Written task » Transcribe the material word for word, but without the images.

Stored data
____________________
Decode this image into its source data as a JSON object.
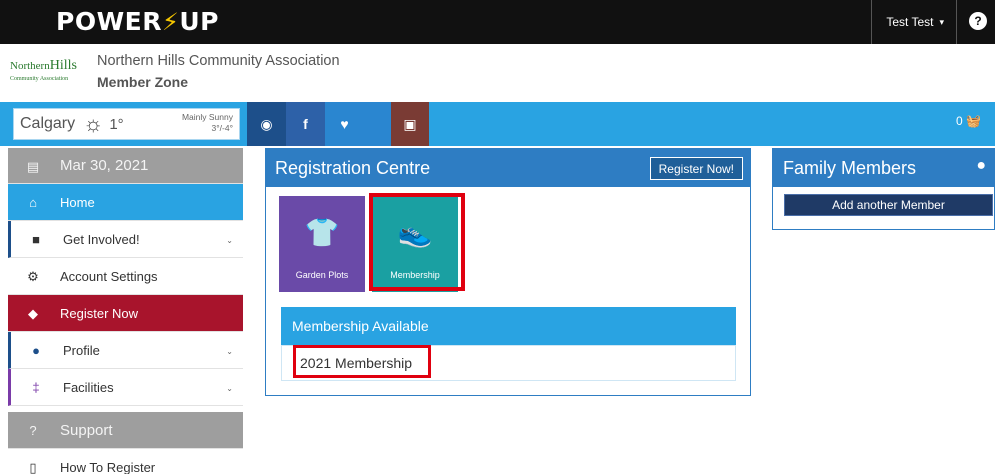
{
  "topbar": {
    "logo_left": "POWER",
    "logo_right": "UP",
    "user_name": "Test Test",
    "help_label": "?"
  },
  "header": {
    "org_logo_line1": "Northern",
    "org_logo_line2": "Hills",
    "org_logo_line3": "Community Association",
    "org_name": "Northern Hills Community Association",
    "zone": "Member Zone"
  },
  "weather": {
    "city": "Calgary",
    "temp": "1°",
    "condition": "Mainly Sunny",
    "range": "3°/-4°"
  },
  "social": {
    "globe": "◉",
    "facebook": "f",
    "twitter": "♥",
    "instagram": "▣"
  },
  "cart": {
    "count": "0"
  },
  "sidebar": {
    "date": "Mar 30, 2021",
    "items": [
      {
        "label": "Home"
      },
      {
        "label": "Get Involved!"
      },
      {
        "label": "Account Settings"
      },
      {
        "label": "Register Now"
      },
      {
        "label": "Profile"
      },
      {
        "label": "Facilities"
      }
    ],
    "support": "Support",
    "how_to": "How To Register"
  },
  "registration": {
    "title": "Registration Centre",
    "register_button": "Register Now!",
    "tiles": [
      {
        "label": "Garden Plots"
      },
      {
        "label": "Membership"
      }
    ],
    "available_title": "Membership Available",
    "available_item": "2021 Membership"
  },
  "family": {
    "title": "Family Members",
    "add_button": "Add another Member"
  },
  "colors": {
    "topbar": "#111111",
    "accent_blue": "#29a3e2",
    "panel_blue": "#2e7dc3",
    "register_red": "#a8142c",
    "highlight_red": "#e0000f"
  }
}
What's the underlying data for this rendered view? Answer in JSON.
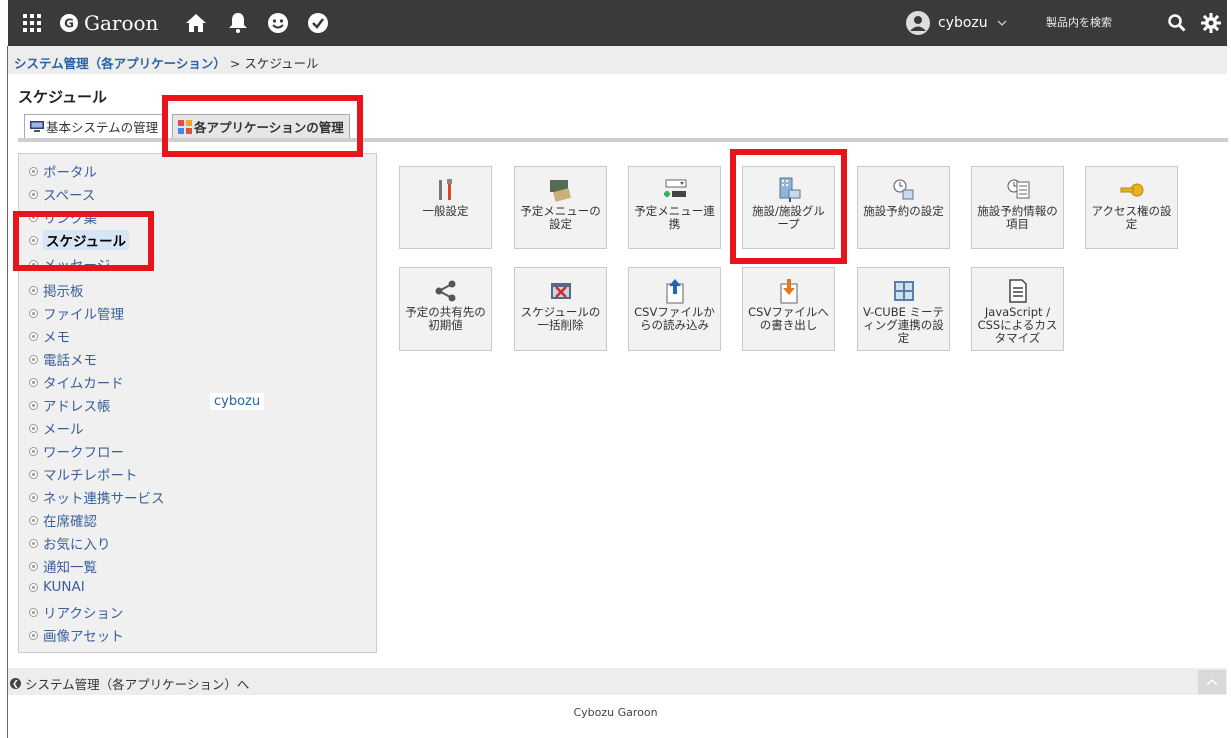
{
  "header": {
    "logo": "Garoon",
    "user": "cybozu",
    "search_placeholder": "製品内を検索"
  },
  "breadcrumb": {
    "parent": "システム管理（各アプリケーション）",
    "separator": " > ",
    "current": "スケジュール"
  },
  "page_title": "スケジュール",
  "tabs": [
    {
      "label": "基本システムの管理"
    },
    {
      "label": "各アプリケーションの管理"
    }
  ],
  "menu": [
    "ポータル",
    "スペース",
    "リンク集",
    "スケジュール",
    "メッセージ",
    "掲示板",
    "ファイル管理",
    "メモ",
    "電話メモ",
    "タイムカード",
    "アドレス帳",
    "メール",
    "ワークフロー",
    "マルチレポート",
    "ネット連携サービス",
    "在席確認",
    "お気に入り",
    "通知一覧",
    "KUNAI",
    "リアクション",
    "画像アセット"
  ],
  "floating_user": "cybozu",
  "tiles": [
    {
      "l1": "一般設定",
      "l2": "",
      "l3": ""
    },
    {
      "l1": "予定メニューの",
      "l2": "設定",
      "l3": ""
    },
    {
      "l1": "予定メニュー連",
      "l2": "携",
      "l3": ""
    },
    {
      "l1": "施設/施設グル",
      "l2": "ープ",
      "l3": ""
    },
    {
      "l1": "施設予約の設定",
      "l2": "",
      "l3": ""
    },
    {
      "l1": "施設予約情報の",
      "l2": "項目",
      "l3": ""
    },
    {
      "l1": "アクセス権の設",
      "l2": "定",
      "l3": ""
    },
    {
      "l1": "予定の共有先の",
      "l2": "初期値",
      "l3": ""
    },
    {
      "l1": "スケジュールの",
      "l2": "一括削除",
      "l3": ""
    },
    {
      "l1": "CSVファイルか",
      "l2": "らの読み込み",
      "l3": ""
    },
    {
      "l1": "CSVファイルへ",
      "l2": "の書き出し",
      "l3": ""
    },
    {
      "l1": "V-CUBE ミーテ",
      "l2": "ィング連携の設",
      "l3": "定"
    },
    {
      "l1": "JavaScript /",
      "l2": "CSSによるカス",
      "l3": "タマイズ"
    }
  ],
  "bottom": {
    "back_link": "システム管理（各アプリケーション）へ"
  },
  "footer": "Cybozu Garoon",
  "colors": {
    "header_bg": "#3a3a3a",
    "link": "#2b62a7",
    "highlight": "#e8141a"
  }
}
____________________
Output of the task »
Decode this image into its source data as a JSON object.
{
  "topbar": {
    "logo_left": "POWER",
    "logo_right": "UP",
    "user_name": "Test Test",
    "help_label": "?"
  },
  "header": {
    "org_logo_line1": "Northern",
    "org_logo_line2": "Hills",
    "org_logo_line3": "Community Association",
    "org_name": "Northern Hills Community Association",
    "zone": "Member Zone"
  },
  "weather": {
    "city": "Calgary",
    "temp": "1°",
    "condition": "Mainly Sunny",
    "range": "3°/-4°"
  },
  "social": {
    "globe": "◉",
    "facebook": "f",
    "twitter": "♥",
    "instagram": "▣"
  },
  "cart": {
    "count": "0"
  },
  "sidebar": {
    "date": "Mar 30, 2021",
    "items": [
      {
        "label": "Home"
      },
      {
        "label": "Get Involved!"
      },
      {
        "label": "Account Settings"
      },
      {
        "label": "Register Now"
      },
      {
        "label": "Profile"
      },
      {
        "label": "Facilities"
      }
    ],
    "support": "Support",
    "how_to": "How To Register"
  },
  "registration": {
    "title": "Registration Centre",
    "register_button": "Register Now!",
    "tiles": [
      {
        "label": "Garden Plots"
      },
      {
        "label": "Membership"
      }
    ],
    "available_title": "Membership Available",
    "available_item": "2021 Membership"
  },
  "family": {
    "title": "Family Members",
    "add_button": "Add another Member"
  },
  "colors": {
    "topbar": "#111111",
    "accent_blue": "#29a3e2",
    "panel_blue": "#2e7dc3",
    "register_red": "#a8142c",
    "highlight_red": "#e0000f"
  }
}
What's the underlying data for this rendered view? Answer in JSON.
{
  "header": {
    "logo": "Garoon",
    "user": "cybozu",
    "search_placeholder": "製品内を検索"
  },
  "breadcrumb": {
    "parent": "システム管理（各アプリケーション）",
    "separator": " > ",
    "current": "スケジュール"
  },
  "page_title": "スケジュール",
  "tabs": [
    {
      "label": "基本システムの管理"
    },
    {
      "label": "各アプリケーションの管理"
    }
  ],
  "menu": [
    "ポータル",
    "スペース",
    "リンク集",
    "スケジュール",
    "メッセージ",
    "掲示板",
    "ファイル管理",
    "メモ",
    "電話メモ",
    "タイムカード",
    "アドレス帳",
    "メール",
    "ワークフロー",
    "マルチレポート",
    "ネット連携サービス",
    "在席確認",
    "お気に入り",
    "通知一覧",
    "KUNAI",
    "リアクション",
    "画像アセット"
  ],
  "floating_user": "cybozu",
  "tiles": [
    {
      "l1": "一般設定",
      "l2": "",
      "l3": ""
    },
    {
      "l1": "予定メニューの",
      "l2": "設定",
      "l3": ""
    },
    {
      "l1": "予定メニュー連",
      "l2": "携",
      "l3": ""
    },
    {
      "l1": "施設/施設グル",
      "l2": "ープ",
      "l3": ""
    },
    {
      "l1": "施設予約の設定",
      "l2": "",
      "l3": ""
    },
    {
      "l1": "施設予約情報の",
      "l2": "項目",
      "l3": ""
    },
    {
      "l1": "アクセス権の設",
      "l2": "定",
      "l3": ""
    },
    {
      "l1": "予定の共有先の",
      "l2": "初期値",
      "l3": ""
    },
    {
      "l1": "スケジュールの",
      "l2": "一括削除",
      "l3": ""
    },
    {
      "l1": "CSVファイルか",
      "l2": "らの読み込み",
      "l3": ""
    },
    {
      "l1": "CSVファイルへ",
      "l2": "の書き出し",
      "l3": ""
    },
    {
      "l1": "V-CUBE ミーテ",
      "l2": "ィング連携の設",
      "l3": "定"
    },
    {
      "l1": "JavaScript /",
      "l2": "CSSによるカス",
      "l3": "タマイズ"
    }
  ],
  "bottom": {
    "back_link": "システム管理（各アプリケーション）へ"
  },
  "footer": "Cybozu Garoon",
  "colors": {
    "header_bg": "#3a3a3a",
    "link": "#2b62a7",
    "highlight": "#e8141a"
  }
}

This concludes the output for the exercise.